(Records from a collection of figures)
------------------------------
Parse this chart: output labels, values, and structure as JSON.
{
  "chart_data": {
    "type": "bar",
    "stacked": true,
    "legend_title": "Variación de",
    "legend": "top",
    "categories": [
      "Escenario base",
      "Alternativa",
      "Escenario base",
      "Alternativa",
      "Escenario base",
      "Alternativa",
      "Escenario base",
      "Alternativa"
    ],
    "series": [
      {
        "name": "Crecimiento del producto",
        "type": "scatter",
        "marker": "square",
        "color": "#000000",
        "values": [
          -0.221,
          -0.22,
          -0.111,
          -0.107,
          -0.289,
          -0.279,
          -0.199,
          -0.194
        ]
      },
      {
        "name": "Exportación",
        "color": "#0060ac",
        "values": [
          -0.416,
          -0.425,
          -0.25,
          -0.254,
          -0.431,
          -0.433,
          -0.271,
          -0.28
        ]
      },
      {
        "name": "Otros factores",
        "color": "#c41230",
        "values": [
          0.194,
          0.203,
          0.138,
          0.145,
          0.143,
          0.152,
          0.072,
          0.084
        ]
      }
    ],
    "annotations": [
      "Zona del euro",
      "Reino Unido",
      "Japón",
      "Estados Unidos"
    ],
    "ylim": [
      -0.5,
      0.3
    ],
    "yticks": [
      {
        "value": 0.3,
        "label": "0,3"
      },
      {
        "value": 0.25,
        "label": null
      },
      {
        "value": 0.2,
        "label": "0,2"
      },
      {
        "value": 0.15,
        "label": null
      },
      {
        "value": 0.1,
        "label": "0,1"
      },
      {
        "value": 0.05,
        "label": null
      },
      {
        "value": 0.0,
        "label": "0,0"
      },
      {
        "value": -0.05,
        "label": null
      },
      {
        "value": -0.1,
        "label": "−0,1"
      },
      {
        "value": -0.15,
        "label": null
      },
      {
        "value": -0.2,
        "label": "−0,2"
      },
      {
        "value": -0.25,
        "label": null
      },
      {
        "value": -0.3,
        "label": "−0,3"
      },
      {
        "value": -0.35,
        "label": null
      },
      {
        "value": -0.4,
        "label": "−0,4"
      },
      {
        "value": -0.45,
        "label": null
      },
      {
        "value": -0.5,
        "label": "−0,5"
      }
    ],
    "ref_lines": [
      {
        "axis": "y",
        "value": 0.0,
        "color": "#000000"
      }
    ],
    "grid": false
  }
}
------------------------------
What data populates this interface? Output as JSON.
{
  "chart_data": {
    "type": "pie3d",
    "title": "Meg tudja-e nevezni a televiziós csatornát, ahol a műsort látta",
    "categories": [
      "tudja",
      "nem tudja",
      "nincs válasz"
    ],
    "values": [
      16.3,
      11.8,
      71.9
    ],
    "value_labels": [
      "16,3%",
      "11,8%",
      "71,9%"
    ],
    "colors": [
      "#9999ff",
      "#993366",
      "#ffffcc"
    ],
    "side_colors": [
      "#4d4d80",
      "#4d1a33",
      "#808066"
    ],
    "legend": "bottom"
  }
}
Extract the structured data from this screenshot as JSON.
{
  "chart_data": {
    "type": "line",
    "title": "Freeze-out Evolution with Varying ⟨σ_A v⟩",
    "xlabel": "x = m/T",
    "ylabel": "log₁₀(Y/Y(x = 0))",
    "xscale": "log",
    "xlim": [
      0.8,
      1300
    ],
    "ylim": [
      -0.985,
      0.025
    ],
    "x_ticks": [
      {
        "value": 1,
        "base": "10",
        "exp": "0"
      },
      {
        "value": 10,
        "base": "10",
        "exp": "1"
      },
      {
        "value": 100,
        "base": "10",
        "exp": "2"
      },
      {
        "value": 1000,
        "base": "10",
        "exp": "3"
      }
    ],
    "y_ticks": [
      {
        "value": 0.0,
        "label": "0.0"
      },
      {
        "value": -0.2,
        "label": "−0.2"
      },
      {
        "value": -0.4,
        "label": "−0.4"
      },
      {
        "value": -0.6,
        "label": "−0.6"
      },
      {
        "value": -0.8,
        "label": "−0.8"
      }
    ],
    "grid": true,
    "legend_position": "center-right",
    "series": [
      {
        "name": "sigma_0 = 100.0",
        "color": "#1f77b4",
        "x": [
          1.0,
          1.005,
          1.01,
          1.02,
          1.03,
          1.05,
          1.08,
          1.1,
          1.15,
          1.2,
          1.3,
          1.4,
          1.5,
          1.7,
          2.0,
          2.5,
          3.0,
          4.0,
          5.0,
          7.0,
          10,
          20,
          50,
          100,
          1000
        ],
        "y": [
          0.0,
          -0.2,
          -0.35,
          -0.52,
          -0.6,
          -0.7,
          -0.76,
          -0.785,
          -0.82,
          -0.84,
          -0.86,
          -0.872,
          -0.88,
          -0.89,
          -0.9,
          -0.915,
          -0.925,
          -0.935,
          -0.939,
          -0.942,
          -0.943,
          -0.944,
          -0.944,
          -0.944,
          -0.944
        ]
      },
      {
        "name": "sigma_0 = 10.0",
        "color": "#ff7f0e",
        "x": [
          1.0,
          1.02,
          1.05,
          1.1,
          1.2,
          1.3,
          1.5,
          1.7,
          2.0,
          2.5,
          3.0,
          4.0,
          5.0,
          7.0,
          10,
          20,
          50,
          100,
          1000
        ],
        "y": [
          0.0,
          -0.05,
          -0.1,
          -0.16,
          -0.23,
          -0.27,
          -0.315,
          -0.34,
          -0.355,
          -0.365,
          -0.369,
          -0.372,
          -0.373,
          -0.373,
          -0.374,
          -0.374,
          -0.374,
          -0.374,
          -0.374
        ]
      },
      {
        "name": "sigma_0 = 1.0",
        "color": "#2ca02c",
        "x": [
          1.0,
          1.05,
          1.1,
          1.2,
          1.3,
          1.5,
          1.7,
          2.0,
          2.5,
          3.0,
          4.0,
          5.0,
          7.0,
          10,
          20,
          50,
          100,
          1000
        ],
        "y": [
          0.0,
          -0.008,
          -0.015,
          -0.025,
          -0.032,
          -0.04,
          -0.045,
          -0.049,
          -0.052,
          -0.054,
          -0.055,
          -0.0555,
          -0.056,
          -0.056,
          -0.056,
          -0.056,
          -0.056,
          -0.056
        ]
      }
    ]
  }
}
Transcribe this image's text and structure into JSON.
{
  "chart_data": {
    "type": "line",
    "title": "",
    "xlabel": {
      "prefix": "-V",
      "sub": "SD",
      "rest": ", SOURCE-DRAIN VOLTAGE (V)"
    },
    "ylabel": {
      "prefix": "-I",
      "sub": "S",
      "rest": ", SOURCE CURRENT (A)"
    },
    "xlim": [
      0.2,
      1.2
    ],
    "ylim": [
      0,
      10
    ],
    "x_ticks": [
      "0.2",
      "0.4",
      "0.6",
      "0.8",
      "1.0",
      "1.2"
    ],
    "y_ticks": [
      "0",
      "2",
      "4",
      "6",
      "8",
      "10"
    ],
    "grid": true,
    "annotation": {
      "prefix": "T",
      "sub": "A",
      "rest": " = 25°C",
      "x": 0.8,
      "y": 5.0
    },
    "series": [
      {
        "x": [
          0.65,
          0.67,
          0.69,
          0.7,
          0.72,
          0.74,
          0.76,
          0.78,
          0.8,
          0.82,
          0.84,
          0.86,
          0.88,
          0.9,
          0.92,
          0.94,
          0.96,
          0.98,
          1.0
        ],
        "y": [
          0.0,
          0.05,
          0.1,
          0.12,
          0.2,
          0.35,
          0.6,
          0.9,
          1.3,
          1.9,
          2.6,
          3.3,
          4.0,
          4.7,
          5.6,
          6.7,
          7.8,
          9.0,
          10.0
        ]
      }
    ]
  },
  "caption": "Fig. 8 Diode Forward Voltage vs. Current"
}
------------------------------
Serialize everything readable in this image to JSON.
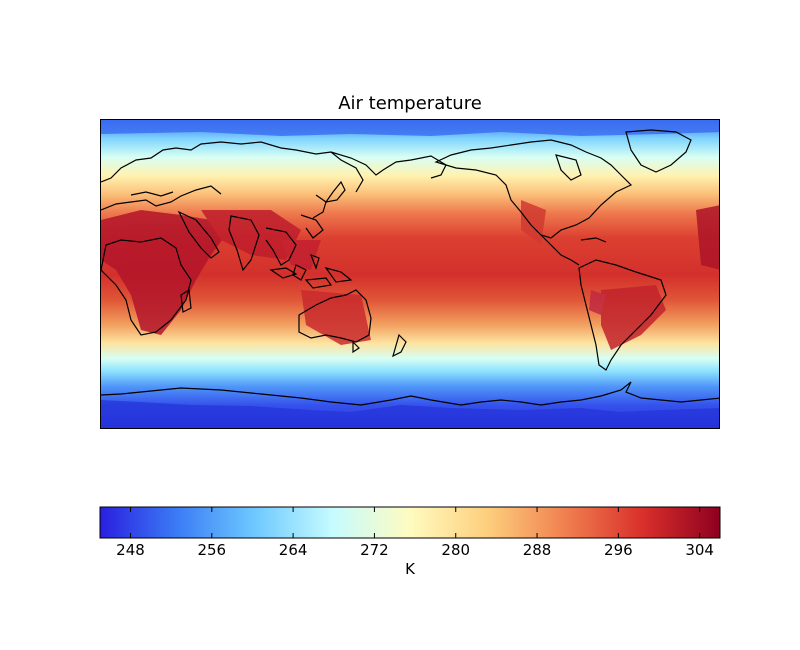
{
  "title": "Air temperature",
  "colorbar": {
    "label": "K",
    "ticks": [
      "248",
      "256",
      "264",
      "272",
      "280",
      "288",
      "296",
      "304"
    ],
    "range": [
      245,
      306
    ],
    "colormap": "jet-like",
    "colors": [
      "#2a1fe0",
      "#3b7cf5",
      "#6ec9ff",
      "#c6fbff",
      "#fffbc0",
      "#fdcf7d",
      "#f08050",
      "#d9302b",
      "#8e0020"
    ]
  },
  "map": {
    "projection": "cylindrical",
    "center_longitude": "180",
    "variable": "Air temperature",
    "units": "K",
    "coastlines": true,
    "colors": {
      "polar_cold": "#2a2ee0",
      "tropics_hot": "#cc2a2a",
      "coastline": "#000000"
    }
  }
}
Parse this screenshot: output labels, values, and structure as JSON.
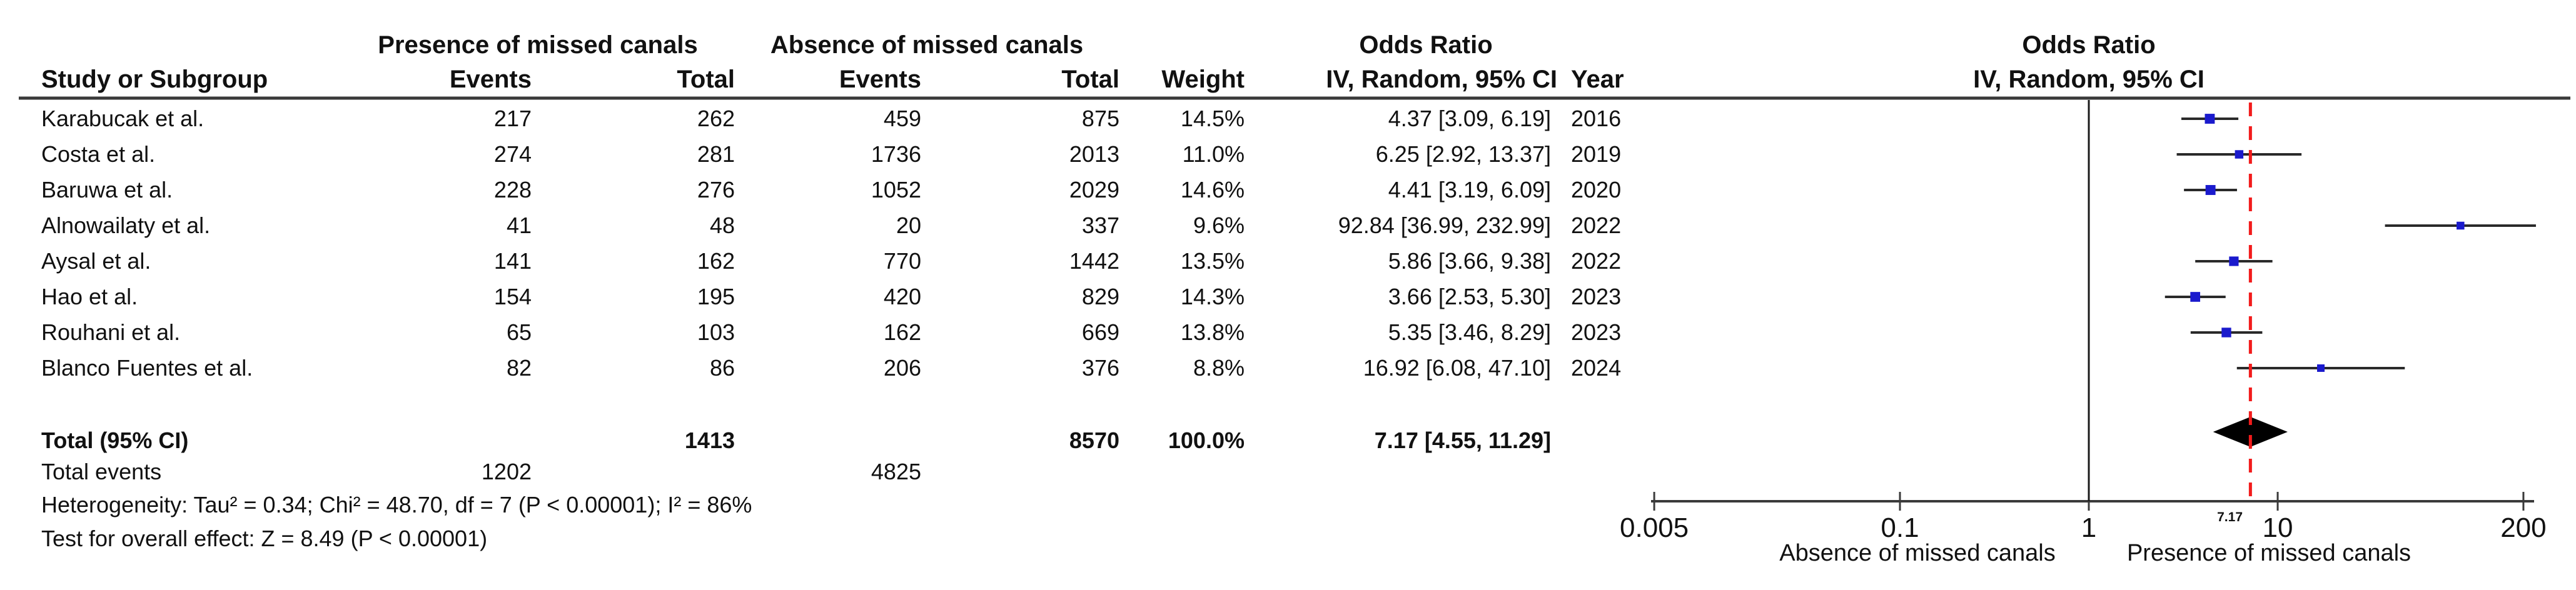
------------------------------
• _Written instruction_: Leave the pictures aside and restate exactly the lines from the one containing "Serialize everything readable" to the one containing "Parse this screenshot: output", those two lines included.

• _Response to this exercise_:
Serialize everything readable in this image to JSON.
{
  "title": "Air temperature",
  "colorbar": {
    "label": "K",
    "ticks": [
      "248",
      "256",
      "264",
      "272",
      "280",
      "288",
      "296",
      "304"
    ],
    "range": [
      245,
      306
    ],
    "colormap": "jet-like",
    "colors": [
      "#2a1fe0",
      "#3b7cf5",
      "#6ec9ff",
      "#c6fbff",
      "#fffbc0",
      "#fdcf7d",
      "#f08050",
      "#d9302b",
      "#8e0020"
    ]
  },
  "map": {
    "projection": "cylindrical",
    "center_longitude": "180",
    "variable": "Air temperature",
    "units": "K",
    "coastlines": true,
    "colors": {
      "polar_cold": "#2a2ee0",
      "tropics_hot": "#cc2a2a",
      "coastline": "#000000"
    }
  }
}
Parse this screenshot: output labels, values, and structure as JSON.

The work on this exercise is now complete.